## [The problem]
Word for word, set down the records and skip each picture.

## begin Source records

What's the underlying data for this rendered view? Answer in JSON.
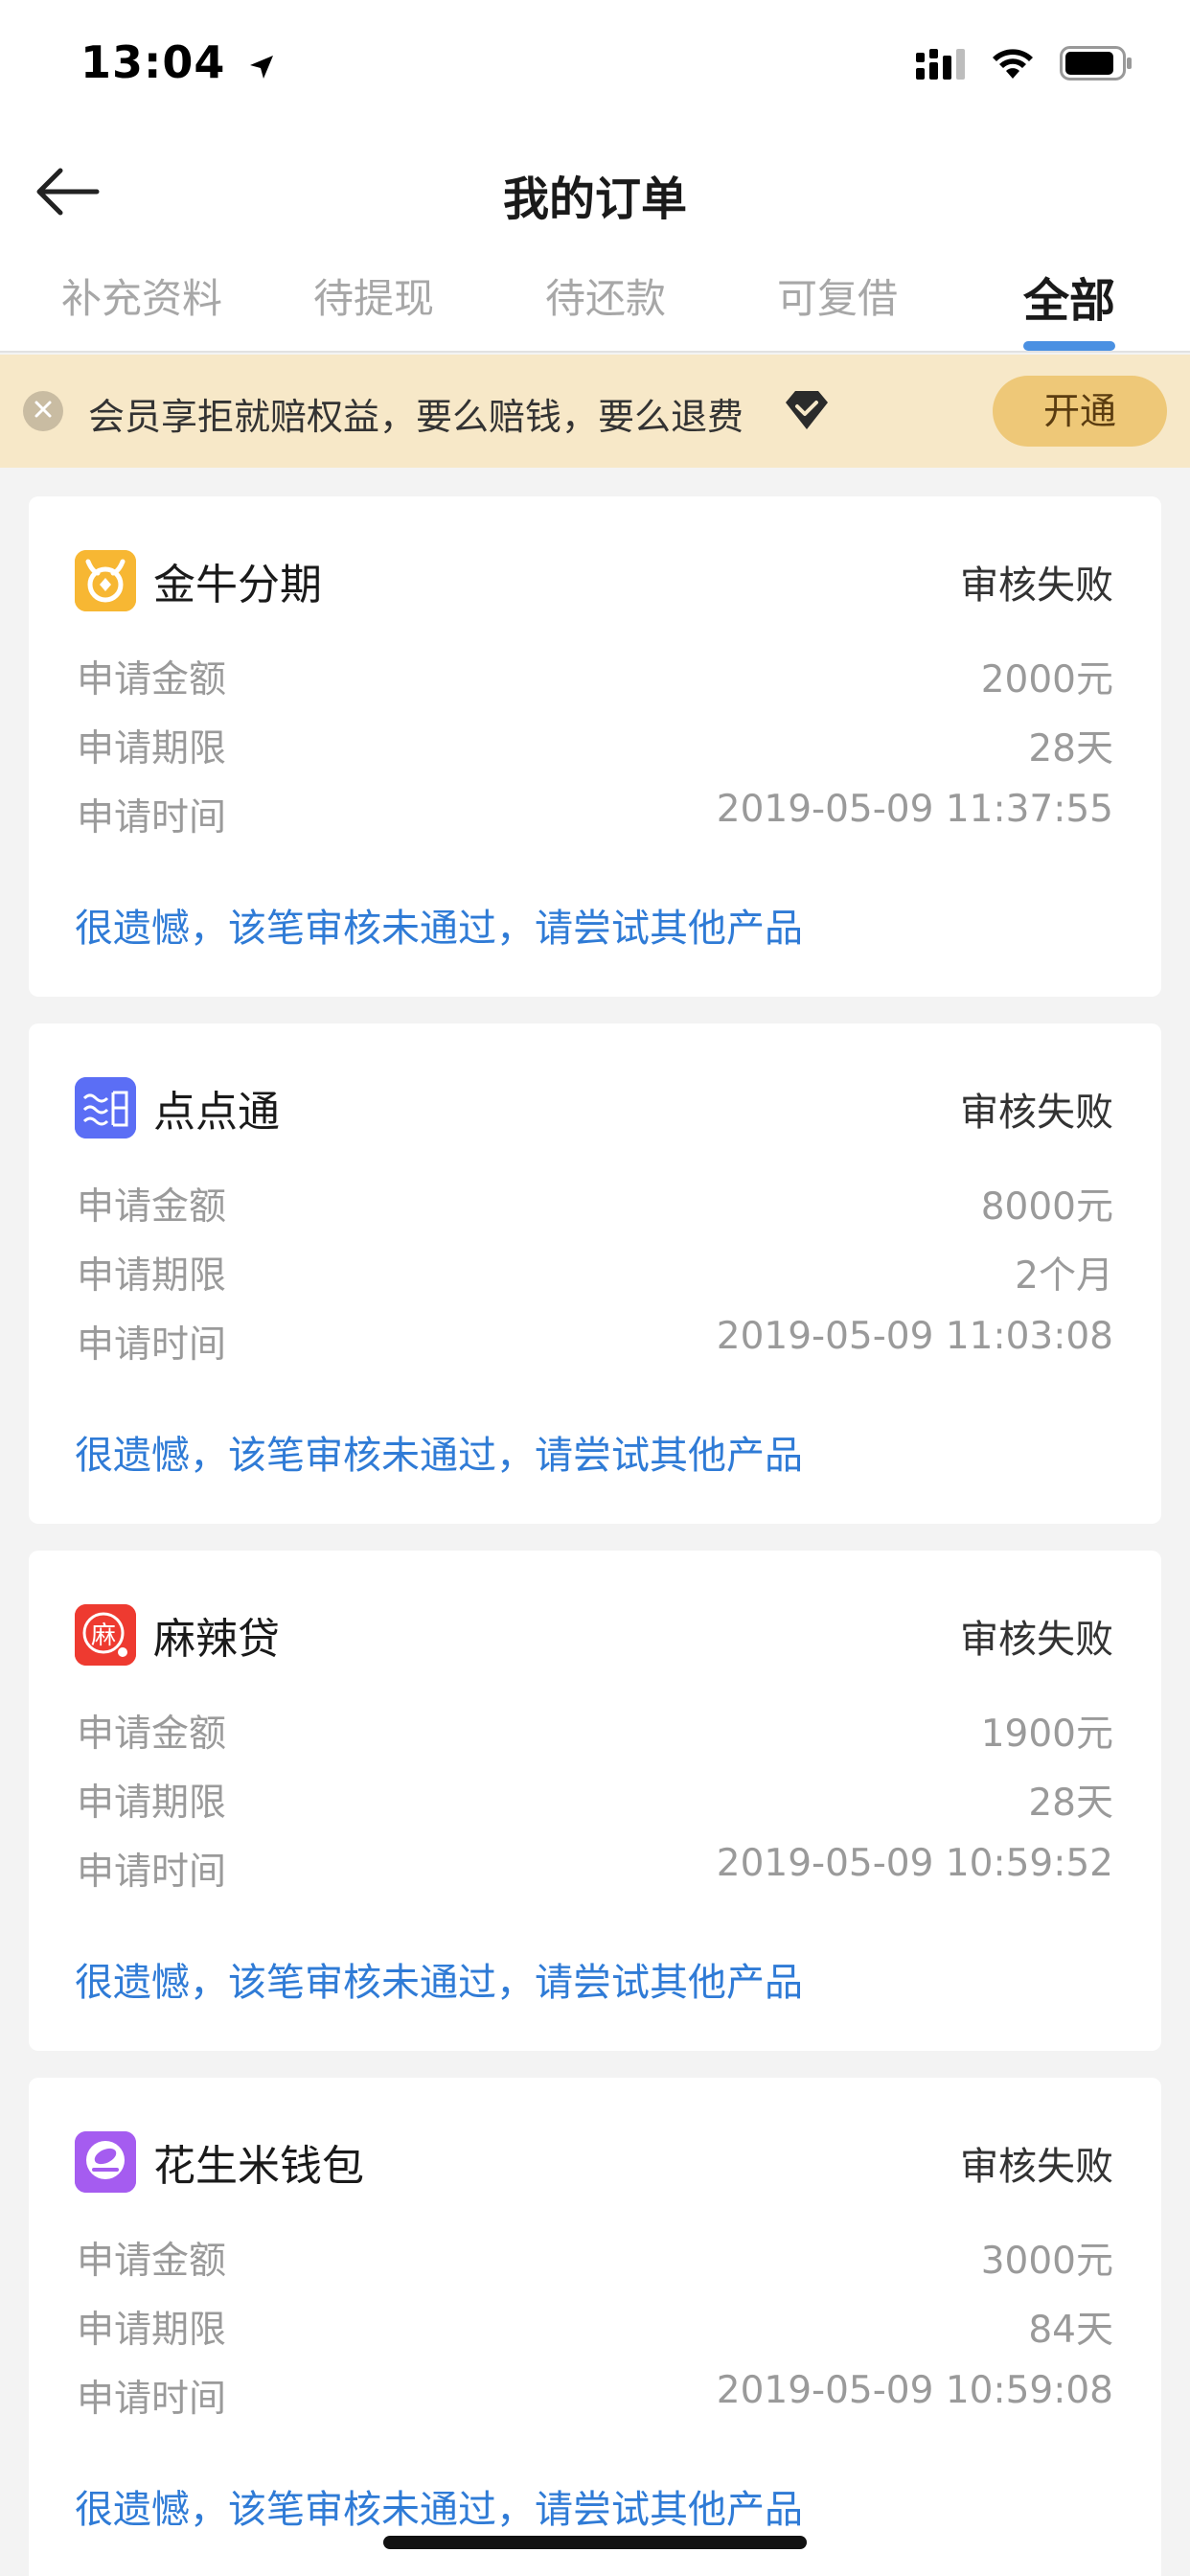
{
  "status_bar": {
    "time": "13:04"
  },
  "nav": {
    "title": "我的订单"
  },
  "tabs": [
    {
      "label": "补充资料",
      "active": false
    },
    {
      "label": "待提现",
      "active": false
    },
    {
      "label": "待还款",
      "active": false
    },
    {
      "label": "可复借",
      "active": false
    },
    {
      "label": "全部",
      "active": true
    }
  ],
  "banner": {
    "text": "会员享拒就赔权益，要么赔钱，要么退费",
    "button_label": "开通"
  },
  "orders": [
    {
      "name": "金牛分期",
      "status": "审核失败",
      "amount_label": "申请金额",
      "amount": "2000元",
      "term_label": "申请期限",
      "term": "28天",
      "time_label": "申请时间",
      "time": "2019-05-09 11:37:55",
      "note": "很遗憾，该笔审核未通过，请尝试其他产品",
      "logo_color": "#f7b733",
      "logo_icon": "bull-icon"
    },
    {
      "name": "点点通",
      "status": "审核失败",
      "amount_label": "申请金额",
      "amount": "8000元",
      "term_label": "申请期限",
      "term": "2个月",
      "time_label": "申请时间",
      "time": "2019-05-09 11:03:08",
      "note": "很遗憾，该笔审核未通过，请尝试其他产品",
      "logo_color": "#5b6ef5",
      "logo_icon": "diandiantong-icon"
    },
    {
      "name": "麻辣贷",
      "status": "审核失败",
      "amount_label": "申请金额",
      "amount": "1900元",
      "term_label": "申请期限",
      "term": "28天",
      "time_label": "申请时间",
      "time": "2019-05-09 10:59:52",
      "note": "很遗憾，该笔审核未通过，请尝试其他产品",
      "logo_color": "#ee3a30",
      "logo_text": "麻",
      "logo_icon": "mala-icon"
    },
    {
      "name": "花生米钱包",
      "status": "审核失败",
      "amount_label": "申请金额",
      "amount": "3000元",
      "term_label": "申请期限",
      "term": "84天",
      "time_label": "申请时间",
      "time": "2019-05-09 10:59:08",
      "note": "很遗憾，该笔审核未通过，请尝试其他产品",
      "logo_color": "#a55cf0",
      "logo_icon": "peanut-icon"
    }
  ],
  "colors": {
    "accent_blue": "#4a90e2",
    "note_blue": "#2f7bd6",
    "banner_bg": "#f7e8c8",
    "banner_button": "#eec878"
  }
}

## end Source records

## [Finished answer]
What's the underlying data for this rendered view? Answer in JSON.
{
  "status_bar": {
    "time": "13:04"
  },
  "nav": {
    "title": "我的订单"
  },
  "tabs": [
    {
      "label": "补充资料",
      "active": false
    },
    {
      "label": "待提现",
      "active": false
    },
    {
      "label": "待还款",
      "active": false
    },
    {
      "label": "可复借",
      "active": false
    },
    {
      "label": "全部",
      "active": true
    }
  ],
  "banner": {
    "text": "会员享拒就赔权益，要么赔钱，要么退费",
    "button_label": "开通"
  },
  "orders": [
    {
      "name": "金牛分期",
      "status": "审核失败",
      "amount_label": "申请金额",
      "amount": "2000元",
      "term_label": "申请期限",
      "term": "28天",
      "time_label": "申请时间",
      "time": "2019-05-09 11:37:55",
      "note": "很遗憾，该笔审核未通过，请尝试其他产品",
      "logo_color": "#f7b733",
      "logo_icon": "bull-icon"
    },
    {
      "name": "点点通",
      "status": "审核失败",
      "amount_label": "申请金额",
      "amount": "8000元",
      "term_label": "申请期限",
      "term": "2个月",
      "time_label": "申请时间",
      "time": "2019-05-09 11:03:08",
      "note": "很遗憾，该笔审核未通过，请尝试其他产品",
      "logo_color": "#5b6ef5",
      "logo_icon": "diandiantong-icon"
    },
    {
      "name": "麻辣贷",
      "status": "审核失败",
      "amount_label": "申请金额",
      "amount": "1900元",
      "term_label": "申请期限",
      "term": "28天",
      "time_label": "申请时间",
      "time": "2019-05-09 10:59:52",
      "note": "很遗憾，该笔审核未通过，请尝试其他产品",
      "logo_color": "#ee3a30",
      "logo_text": "麻",
      "logo_icon": "mala-icon"
    },
    {
      "name": "花生米钱包",
      "status": "审核失败",
      "amount_label": "申请金额",
      "amount": "3000元",
      "term_label": "申请期限",
      "term": "84天",
      "time_label": "申请时间",
      "time": "2019-05-09 10:59:08",
      "note": "很遗憾，该笔审核未通过，请尝试其他产品",
      "logo_color": "#a55cf0",
      "logo_icon": "peanut-icon"
    }
  ],
  "colors": {
    "accent_blue": "#4a90e2",
    "note_blue": "#2f7bd6",
    "banner_bg": "#f7e8c8",
    "banner_button": "#eec878"
  }
}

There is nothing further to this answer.